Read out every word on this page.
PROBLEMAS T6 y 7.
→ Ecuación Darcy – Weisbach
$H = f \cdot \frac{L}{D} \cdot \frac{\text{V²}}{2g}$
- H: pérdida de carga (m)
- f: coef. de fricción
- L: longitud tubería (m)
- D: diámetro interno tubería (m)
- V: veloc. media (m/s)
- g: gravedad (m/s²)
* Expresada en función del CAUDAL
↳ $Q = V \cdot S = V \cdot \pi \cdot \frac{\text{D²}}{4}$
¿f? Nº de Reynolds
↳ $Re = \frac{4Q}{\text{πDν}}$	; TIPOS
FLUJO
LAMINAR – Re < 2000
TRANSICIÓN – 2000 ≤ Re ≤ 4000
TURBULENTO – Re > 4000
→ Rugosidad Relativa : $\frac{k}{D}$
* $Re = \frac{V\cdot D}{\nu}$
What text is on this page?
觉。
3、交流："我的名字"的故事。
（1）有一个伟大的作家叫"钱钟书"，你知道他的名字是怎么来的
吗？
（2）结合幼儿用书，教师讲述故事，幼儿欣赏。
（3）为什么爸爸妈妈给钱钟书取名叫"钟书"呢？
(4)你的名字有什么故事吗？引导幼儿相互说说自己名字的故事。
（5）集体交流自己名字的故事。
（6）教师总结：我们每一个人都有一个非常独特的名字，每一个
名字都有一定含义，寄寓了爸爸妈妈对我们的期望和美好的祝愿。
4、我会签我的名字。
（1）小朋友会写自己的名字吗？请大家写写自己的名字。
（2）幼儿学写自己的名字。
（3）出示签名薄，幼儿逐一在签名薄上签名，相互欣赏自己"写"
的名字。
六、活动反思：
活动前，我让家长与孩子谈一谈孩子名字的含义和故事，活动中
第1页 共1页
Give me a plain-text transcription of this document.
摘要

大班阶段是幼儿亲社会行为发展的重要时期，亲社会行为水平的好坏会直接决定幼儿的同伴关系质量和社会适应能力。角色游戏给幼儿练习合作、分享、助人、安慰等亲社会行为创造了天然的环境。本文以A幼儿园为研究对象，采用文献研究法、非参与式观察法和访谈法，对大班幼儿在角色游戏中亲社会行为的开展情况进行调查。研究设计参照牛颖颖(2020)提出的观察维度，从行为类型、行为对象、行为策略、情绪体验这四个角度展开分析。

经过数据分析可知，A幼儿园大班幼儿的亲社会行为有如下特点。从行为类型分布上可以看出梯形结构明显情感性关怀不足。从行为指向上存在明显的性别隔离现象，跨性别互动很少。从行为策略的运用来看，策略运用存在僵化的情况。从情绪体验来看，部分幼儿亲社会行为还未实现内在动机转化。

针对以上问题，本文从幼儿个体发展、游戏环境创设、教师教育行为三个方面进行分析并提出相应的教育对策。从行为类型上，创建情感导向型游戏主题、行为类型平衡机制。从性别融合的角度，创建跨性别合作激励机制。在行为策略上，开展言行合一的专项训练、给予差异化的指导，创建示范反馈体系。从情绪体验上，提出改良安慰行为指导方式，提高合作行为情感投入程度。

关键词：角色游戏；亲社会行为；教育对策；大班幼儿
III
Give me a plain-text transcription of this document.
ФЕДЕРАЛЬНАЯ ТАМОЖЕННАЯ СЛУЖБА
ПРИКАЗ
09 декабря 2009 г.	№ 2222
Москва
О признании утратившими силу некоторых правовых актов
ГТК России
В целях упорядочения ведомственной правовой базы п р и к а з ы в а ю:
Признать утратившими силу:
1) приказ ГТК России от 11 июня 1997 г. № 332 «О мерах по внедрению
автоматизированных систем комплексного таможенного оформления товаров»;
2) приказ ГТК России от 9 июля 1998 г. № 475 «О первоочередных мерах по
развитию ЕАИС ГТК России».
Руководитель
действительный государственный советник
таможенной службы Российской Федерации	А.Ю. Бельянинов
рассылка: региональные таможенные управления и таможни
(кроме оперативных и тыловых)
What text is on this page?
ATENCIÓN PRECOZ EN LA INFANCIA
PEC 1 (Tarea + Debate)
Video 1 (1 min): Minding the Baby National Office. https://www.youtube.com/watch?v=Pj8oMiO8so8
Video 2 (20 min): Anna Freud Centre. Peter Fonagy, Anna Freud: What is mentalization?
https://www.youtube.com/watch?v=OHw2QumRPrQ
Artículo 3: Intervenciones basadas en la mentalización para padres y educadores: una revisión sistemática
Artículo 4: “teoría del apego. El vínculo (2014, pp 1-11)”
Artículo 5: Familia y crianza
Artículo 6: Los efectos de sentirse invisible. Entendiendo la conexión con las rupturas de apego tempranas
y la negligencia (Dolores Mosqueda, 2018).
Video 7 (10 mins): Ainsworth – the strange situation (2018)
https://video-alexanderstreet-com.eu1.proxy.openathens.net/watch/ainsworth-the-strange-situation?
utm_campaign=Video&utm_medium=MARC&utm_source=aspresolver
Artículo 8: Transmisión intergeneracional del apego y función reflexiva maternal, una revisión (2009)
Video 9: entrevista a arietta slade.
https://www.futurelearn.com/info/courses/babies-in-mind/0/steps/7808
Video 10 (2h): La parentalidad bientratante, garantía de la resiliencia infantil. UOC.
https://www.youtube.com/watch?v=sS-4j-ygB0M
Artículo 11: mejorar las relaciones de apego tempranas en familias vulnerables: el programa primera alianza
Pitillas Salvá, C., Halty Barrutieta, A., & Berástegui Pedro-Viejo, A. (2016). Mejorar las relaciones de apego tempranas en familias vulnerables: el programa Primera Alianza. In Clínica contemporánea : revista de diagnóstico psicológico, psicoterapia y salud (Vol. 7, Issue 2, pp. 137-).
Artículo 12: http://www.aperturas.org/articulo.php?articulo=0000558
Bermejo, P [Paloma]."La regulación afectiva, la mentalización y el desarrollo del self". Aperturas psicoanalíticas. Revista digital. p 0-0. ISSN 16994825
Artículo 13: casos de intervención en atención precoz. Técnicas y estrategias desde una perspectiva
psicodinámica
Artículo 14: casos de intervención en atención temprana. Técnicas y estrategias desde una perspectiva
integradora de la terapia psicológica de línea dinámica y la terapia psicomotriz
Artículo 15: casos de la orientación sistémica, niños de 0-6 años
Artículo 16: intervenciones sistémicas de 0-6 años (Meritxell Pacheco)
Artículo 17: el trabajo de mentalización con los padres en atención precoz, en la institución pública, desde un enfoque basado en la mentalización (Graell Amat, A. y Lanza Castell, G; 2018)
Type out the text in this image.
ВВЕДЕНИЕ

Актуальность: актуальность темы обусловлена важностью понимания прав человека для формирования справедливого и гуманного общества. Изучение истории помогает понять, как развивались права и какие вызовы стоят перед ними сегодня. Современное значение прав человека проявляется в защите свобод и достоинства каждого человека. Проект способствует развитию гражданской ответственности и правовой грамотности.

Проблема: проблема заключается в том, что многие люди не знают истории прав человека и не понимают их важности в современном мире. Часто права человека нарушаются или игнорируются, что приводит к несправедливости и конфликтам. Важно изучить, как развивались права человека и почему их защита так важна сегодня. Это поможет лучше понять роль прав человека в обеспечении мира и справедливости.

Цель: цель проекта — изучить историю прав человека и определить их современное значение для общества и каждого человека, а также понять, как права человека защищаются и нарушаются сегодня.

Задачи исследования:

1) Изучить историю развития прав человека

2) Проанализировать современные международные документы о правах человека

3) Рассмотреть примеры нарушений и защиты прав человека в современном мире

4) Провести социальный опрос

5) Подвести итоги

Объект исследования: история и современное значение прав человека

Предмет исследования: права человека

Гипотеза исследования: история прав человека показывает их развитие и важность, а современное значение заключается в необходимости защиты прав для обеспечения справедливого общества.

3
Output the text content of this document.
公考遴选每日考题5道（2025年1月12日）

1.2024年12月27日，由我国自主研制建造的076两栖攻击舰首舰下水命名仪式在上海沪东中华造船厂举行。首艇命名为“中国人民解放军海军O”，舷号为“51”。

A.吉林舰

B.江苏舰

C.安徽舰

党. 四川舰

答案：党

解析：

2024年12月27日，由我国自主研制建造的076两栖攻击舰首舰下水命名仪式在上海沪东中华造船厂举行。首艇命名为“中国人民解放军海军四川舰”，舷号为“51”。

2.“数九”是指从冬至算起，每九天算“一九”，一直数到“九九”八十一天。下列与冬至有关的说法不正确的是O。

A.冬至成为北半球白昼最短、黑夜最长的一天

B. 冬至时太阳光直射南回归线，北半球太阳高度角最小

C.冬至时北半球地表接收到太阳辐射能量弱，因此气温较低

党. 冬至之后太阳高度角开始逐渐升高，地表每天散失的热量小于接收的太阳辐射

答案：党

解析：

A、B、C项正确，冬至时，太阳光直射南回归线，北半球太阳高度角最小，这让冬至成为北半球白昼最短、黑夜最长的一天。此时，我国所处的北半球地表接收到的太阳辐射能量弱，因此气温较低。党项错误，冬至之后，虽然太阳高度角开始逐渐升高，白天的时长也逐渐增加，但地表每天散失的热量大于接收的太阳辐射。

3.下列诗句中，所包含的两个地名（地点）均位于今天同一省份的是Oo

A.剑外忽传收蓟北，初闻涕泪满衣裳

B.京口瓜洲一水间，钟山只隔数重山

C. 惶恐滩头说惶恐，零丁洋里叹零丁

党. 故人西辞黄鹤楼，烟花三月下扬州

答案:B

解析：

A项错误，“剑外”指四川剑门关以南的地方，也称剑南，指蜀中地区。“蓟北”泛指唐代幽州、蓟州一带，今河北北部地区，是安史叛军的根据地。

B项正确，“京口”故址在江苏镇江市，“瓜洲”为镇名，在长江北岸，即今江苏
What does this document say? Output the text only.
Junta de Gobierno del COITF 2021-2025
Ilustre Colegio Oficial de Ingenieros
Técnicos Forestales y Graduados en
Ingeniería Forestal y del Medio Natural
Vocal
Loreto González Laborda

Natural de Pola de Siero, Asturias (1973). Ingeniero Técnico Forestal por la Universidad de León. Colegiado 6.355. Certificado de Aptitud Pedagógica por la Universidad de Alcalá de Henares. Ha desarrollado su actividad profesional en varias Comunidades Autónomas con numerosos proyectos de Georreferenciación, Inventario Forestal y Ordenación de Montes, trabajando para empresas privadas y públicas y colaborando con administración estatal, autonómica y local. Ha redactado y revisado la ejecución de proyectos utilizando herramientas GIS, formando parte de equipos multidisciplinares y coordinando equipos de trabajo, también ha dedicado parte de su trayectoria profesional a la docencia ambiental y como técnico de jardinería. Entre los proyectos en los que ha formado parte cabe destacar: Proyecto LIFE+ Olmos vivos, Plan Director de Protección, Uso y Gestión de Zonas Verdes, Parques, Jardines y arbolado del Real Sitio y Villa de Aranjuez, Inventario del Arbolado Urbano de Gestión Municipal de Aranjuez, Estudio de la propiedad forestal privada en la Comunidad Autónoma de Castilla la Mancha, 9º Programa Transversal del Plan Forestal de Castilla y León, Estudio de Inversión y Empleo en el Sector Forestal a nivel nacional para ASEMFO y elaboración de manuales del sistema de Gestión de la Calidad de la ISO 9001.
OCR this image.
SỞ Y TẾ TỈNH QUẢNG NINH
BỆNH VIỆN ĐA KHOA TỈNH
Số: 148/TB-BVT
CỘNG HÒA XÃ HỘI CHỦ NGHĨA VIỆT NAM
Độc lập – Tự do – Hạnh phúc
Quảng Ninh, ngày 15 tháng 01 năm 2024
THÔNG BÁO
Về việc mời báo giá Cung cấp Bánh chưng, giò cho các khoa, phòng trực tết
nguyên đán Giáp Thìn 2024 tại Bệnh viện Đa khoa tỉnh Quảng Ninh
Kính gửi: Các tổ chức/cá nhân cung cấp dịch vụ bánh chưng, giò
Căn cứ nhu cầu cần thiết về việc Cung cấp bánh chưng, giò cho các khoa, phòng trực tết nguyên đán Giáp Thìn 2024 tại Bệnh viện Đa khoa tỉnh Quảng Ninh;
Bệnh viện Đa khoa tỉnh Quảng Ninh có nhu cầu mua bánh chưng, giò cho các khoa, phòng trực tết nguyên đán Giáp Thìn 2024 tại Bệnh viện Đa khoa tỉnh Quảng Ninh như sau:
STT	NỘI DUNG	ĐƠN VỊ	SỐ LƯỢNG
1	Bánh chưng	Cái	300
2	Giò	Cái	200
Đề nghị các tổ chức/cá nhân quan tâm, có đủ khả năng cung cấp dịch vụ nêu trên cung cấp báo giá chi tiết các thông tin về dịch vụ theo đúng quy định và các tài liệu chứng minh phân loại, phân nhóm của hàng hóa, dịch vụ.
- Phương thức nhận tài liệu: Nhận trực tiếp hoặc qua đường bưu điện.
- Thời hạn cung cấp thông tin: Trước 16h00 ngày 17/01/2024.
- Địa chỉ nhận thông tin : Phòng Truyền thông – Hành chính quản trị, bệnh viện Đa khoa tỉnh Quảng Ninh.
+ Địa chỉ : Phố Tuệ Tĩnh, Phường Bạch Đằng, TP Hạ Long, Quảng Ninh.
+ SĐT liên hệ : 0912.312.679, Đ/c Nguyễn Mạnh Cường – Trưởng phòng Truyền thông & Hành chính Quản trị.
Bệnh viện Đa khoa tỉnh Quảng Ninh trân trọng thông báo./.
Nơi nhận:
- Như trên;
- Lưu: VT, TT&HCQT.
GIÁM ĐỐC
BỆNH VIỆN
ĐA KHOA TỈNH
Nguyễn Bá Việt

=======

Brief: Pull out and copy each line containing the string "años".

Solution below:
Artículo 15: casos de la orientación sistémica, niños de 0-6 años
Artículo 16: intervenciones sistémicas de 0-6 años (Meritxell Pacheco)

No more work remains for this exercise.